Begin

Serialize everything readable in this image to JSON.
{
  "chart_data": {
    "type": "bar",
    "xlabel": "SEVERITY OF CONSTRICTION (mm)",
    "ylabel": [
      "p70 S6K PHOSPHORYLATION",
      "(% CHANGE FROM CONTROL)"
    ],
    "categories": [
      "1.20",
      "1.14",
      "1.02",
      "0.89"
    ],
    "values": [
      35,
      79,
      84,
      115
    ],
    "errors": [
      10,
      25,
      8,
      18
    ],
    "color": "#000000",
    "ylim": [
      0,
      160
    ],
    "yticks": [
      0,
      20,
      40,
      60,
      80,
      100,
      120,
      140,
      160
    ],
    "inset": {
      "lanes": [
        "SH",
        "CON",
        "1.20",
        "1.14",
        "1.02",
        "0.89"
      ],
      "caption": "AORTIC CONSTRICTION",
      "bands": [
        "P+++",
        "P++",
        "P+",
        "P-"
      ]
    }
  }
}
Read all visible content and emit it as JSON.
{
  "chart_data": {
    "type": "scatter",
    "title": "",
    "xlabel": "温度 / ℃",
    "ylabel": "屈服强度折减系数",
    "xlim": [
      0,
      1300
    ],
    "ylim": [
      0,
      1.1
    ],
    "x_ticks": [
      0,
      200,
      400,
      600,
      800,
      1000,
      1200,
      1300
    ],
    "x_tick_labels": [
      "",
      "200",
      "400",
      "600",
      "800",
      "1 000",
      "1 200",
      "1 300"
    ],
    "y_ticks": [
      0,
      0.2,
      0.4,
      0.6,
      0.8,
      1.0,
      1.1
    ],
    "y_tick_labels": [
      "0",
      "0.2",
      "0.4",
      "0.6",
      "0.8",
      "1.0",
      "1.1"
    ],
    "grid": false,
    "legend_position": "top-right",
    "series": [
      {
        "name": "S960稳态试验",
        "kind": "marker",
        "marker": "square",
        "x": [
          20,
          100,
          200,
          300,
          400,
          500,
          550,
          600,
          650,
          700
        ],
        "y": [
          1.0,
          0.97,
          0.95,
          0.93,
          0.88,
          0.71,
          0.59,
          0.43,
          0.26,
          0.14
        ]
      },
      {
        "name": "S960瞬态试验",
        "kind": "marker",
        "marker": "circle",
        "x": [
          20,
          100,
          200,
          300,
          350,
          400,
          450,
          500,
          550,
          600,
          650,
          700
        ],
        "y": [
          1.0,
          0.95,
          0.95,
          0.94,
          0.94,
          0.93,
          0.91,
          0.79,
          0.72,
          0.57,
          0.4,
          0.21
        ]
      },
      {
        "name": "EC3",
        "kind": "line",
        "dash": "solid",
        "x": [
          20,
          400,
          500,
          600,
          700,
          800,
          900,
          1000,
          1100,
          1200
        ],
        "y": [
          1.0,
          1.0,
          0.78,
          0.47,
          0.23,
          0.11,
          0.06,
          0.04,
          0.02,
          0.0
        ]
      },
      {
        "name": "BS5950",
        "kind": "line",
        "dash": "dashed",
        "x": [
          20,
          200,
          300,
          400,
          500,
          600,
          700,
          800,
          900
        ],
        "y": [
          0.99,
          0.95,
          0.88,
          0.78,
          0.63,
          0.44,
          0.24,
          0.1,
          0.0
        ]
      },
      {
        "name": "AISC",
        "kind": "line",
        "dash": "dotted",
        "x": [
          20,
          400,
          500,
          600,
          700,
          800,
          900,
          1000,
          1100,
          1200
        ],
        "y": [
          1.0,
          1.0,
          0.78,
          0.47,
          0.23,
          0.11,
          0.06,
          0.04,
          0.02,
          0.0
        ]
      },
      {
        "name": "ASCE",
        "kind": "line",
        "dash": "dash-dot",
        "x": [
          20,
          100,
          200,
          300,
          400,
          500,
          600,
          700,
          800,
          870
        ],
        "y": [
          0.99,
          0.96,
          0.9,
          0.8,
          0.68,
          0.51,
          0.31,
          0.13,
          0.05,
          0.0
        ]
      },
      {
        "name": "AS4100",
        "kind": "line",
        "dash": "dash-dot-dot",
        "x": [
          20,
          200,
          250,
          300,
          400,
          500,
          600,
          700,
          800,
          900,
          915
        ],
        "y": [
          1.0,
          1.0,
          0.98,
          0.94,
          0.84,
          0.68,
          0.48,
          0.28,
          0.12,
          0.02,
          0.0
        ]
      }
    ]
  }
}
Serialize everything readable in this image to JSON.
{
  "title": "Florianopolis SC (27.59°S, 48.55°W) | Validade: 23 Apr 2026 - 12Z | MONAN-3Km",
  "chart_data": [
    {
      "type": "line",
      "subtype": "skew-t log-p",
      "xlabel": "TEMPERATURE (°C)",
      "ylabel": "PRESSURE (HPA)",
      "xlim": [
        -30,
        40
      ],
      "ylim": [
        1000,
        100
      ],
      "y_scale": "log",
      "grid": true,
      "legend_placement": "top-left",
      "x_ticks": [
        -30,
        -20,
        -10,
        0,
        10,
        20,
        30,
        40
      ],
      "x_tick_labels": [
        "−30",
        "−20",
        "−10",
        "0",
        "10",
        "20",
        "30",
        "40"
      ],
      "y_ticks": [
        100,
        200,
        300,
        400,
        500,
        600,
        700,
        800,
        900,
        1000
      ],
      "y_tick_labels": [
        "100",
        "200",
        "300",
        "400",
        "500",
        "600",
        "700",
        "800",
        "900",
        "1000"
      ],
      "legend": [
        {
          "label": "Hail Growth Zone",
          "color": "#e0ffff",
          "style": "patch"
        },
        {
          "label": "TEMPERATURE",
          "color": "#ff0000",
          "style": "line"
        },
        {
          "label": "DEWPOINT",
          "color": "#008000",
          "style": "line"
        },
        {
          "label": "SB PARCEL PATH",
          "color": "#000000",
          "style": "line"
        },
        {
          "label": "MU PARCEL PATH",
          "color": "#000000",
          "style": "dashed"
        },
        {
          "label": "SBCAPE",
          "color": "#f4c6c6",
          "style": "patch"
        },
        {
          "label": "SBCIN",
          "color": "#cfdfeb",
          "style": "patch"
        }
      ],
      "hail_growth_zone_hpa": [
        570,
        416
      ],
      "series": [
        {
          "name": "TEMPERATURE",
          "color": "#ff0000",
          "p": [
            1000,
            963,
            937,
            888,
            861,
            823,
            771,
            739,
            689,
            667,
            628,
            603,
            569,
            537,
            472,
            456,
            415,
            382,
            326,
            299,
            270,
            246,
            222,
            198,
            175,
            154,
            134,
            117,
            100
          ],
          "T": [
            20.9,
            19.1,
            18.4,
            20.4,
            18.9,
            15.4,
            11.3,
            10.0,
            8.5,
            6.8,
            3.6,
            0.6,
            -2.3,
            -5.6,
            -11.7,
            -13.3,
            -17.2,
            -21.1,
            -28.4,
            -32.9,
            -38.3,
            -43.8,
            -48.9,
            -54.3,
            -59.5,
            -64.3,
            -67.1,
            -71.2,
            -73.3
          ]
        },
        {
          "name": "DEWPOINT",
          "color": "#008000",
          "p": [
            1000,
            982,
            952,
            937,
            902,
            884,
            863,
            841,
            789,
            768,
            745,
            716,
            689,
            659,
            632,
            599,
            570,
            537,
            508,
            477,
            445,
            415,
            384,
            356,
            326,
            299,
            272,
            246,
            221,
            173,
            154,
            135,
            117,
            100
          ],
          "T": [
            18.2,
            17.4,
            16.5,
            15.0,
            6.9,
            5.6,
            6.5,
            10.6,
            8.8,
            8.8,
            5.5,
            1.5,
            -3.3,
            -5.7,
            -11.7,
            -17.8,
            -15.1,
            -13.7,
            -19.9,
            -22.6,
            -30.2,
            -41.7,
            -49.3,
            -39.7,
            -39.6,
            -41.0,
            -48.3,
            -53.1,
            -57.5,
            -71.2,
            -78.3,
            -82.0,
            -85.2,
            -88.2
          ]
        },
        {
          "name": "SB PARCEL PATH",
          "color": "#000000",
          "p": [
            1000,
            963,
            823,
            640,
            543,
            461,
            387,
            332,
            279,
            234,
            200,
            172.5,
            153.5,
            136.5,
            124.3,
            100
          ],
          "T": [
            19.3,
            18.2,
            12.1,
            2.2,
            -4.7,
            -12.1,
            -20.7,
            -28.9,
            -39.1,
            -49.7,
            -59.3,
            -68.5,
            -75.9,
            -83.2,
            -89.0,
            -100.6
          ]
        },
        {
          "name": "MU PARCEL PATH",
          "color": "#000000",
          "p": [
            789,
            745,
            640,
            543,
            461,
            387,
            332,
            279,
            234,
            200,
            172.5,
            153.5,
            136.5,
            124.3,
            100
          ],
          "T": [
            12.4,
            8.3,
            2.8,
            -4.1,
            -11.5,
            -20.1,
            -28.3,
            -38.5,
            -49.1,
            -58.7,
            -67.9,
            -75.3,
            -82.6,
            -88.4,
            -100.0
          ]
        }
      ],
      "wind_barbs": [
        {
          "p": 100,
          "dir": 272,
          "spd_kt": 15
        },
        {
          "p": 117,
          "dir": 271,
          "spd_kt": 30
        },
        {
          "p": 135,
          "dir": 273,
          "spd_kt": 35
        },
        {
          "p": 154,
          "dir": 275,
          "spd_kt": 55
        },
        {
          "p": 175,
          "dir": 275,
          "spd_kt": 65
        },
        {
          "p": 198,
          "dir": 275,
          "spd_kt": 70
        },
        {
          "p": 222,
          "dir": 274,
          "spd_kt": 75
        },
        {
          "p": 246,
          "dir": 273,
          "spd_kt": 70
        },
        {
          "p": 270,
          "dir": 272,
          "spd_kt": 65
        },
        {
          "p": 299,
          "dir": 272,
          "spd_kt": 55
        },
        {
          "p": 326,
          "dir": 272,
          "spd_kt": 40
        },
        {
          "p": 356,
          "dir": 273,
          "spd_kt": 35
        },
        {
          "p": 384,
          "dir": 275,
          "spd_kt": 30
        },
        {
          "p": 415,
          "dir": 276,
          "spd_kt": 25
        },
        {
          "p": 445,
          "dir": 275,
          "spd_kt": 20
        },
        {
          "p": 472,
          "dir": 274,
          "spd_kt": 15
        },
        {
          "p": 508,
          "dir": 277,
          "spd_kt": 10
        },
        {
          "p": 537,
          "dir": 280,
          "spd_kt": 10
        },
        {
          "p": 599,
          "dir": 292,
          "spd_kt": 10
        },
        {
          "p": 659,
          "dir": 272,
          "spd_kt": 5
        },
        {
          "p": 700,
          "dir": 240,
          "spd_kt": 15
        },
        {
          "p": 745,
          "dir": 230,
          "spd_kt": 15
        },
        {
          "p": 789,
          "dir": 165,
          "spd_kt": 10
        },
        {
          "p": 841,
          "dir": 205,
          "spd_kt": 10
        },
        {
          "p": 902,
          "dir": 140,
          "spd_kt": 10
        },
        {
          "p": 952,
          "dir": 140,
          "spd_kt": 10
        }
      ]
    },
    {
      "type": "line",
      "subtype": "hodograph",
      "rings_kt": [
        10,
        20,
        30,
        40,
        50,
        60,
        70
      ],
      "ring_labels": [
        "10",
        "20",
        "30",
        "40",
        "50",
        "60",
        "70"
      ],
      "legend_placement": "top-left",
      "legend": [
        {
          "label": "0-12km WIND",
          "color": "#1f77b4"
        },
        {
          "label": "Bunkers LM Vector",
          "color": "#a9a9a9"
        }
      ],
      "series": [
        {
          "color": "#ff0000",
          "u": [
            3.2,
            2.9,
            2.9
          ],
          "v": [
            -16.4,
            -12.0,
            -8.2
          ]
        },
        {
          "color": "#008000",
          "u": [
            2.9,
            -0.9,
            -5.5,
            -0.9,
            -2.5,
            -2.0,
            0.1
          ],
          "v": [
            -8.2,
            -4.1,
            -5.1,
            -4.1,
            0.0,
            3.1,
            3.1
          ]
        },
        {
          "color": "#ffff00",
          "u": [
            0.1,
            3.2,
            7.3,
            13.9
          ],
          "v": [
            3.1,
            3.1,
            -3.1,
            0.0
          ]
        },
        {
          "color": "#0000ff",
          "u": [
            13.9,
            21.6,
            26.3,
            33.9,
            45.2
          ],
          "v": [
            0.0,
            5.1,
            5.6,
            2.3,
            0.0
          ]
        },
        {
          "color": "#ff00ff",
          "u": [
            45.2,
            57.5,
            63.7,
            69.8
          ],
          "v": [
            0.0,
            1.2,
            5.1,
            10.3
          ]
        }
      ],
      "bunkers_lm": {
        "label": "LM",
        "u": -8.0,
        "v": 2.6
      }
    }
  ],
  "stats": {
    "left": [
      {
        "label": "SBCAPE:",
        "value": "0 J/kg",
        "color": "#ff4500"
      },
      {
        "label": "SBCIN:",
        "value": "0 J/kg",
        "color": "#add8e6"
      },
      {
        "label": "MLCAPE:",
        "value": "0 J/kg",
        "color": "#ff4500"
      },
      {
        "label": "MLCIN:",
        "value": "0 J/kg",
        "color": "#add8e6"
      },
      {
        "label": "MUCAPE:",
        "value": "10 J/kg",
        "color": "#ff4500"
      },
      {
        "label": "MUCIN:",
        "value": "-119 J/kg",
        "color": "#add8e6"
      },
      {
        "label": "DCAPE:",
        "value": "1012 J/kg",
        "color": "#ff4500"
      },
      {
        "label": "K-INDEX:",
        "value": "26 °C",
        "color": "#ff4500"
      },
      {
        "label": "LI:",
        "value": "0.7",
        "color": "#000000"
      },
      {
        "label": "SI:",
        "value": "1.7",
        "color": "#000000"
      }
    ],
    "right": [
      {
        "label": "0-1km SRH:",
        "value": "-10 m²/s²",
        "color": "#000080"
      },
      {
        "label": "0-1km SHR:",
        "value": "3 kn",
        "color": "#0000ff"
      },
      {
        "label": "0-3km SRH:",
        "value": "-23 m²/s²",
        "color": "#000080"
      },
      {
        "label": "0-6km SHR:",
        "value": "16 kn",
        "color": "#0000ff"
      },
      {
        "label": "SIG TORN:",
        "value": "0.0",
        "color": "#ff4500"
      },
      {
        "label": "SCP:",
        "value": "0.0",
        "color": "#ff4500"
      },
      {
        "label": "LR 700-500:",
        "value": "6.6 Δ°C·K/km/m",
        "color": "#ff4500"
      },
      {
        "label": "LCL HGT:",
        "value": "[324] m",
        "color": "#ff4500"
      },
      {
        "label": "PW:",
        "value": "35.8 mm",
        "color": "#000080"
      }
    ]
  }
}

End

Find the lines above that contain the word "name" and collect them.

_Full answer_
        "name": "S960稳态试验",
        "name": "S960瞬态试验",
        "name": "EC3",
        "name": "BS5950",
        "name": "AISC",
        "name": "ASCE",
        "name": "AS4100",
          "name": "TEMPERATURE",
          "name": "DEWPOINT",
          "name": "SB PARCEL PATH",
          "name": "MU PARCEL PATH",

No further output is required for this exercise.